Instruções a seguir
Reescreva em forma de lista, de modo mais conciso, o parágrafo do documento de origem iniciado por “Entre as 22 moléstias listadas”, preservando seus fatos principais.

Ela pesquisou os esqueletos no curso de mestrado e defendeu a dissertação Arqueologia da doença no cemitério histórico do Pilar, em setembro de 2015, no Programa de Pós-Graduação em Arqueologia da Universidade Federal de Pernambuco (UFPE). “Fiz o levantamento das doenças no período holandês e das condições de vida das pessoas nessa época”, diz Ilana.
Entre as 22 moléstias listadas, escorbuto, bouba, varíola e sífilis venérea, em estágios avançados, poderiam ser confirmadas nas ossadas, explica a pesquisadora, que fez uso da bioarqueologia e da paleopatologia para caracterizar as enfermidades. A avaliação morfológica do crânio e da região pélvica confirmou o sexo masculino de 27 esqueletos.
Um deles, talvez pela pouca idade, apresentou resultado ambíguo. “Era o mais jovem, com idade estimada em 15 anos ou menos”, informa. Observando o grau de fusão dos ossos dos braços e das pernas, ela chegou à conclusão de que quase todos teriam de 15 a 21 anos. Só dois tiveram a idade avaliada de 14 a 25 anos.
Sem dúvida, declara a arqueóloga, é um cemitério de europeus, de nacionalidades diversas. Ela descarta a hipótese sugerida inicialmente de ser um cemitério exclusivamente judaico. “O exército da Companhia das Índias Ocidentais era formado por alemães, holandeses, franceses, italianos, belgas e judeus da Península Ibérica e do Norte da Europa”, justifica.

Registros do conjunto
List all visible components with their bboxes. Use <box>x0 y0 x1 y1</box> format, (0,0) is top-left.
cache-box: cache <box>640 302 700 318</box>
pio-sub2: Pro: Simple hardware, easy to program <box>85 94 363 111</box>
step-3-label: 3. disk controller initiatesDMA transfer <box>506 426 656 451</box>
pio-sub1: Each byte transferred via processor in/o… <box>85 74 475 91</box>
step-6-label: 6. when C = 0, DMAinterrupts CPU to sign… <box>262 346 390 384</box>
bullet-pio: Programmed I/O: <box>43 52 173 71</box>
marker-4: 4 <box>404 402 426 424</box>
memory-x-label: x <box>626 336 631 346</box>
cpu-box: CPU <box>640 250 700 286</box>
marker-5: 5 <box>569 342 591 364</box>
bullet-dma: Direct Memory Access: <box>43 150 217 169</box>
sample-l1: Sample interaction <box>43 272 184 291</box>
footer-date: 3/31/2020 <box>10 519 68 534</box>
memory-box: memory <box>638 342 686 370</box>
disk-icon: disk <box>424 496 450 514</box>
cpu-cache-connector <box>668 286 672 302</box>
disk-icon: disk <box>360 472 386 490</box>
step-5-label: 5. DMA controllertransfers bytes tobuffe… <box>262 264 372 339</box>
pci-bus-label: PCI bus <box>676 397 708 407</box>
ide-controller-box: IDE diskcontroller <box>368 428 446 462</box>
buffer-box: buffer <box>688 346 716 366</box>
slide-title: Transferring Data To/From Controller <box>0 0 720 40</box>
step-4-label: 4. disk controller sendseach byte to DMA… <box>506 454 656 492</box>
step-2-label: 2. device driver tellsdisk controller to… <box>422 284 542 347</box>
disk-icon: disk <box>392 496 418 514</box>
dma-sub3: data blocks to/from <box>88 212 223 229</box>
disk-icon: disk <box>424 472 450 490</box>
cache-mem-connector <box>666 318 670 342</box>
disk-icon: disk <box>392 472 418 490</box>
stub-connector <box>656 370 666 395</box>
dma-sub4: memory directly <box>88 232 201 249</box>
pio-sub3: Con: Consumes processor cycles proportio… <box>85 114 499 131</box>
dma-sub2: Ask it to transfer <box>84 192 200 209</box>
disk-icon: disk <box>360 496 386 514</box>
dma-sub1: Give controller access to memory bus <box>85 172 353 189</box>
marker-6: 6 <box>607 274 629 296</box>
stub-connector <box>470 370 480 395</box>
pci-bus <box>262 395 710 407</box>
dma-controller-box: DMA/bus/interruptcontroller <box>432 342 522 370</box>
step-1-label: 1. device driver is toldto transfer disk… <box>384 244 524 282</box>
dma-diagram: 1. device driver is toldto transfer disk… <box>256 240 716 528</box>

Espaço para resposta
- Das 22 moléstias listadas, quatro, em estágios avançados, poderiam ser confirmadas nas ossadas: escorbuto, bouba, varíola e sífilis venérea.
- A pesquisadora caracterizou as enfermidades recorrendo à bioarqueologia e à paleopatologia.
- A avaliação morfológica do crânio e da região pélvica confirmou o sexo masculino de 27 esqueletos.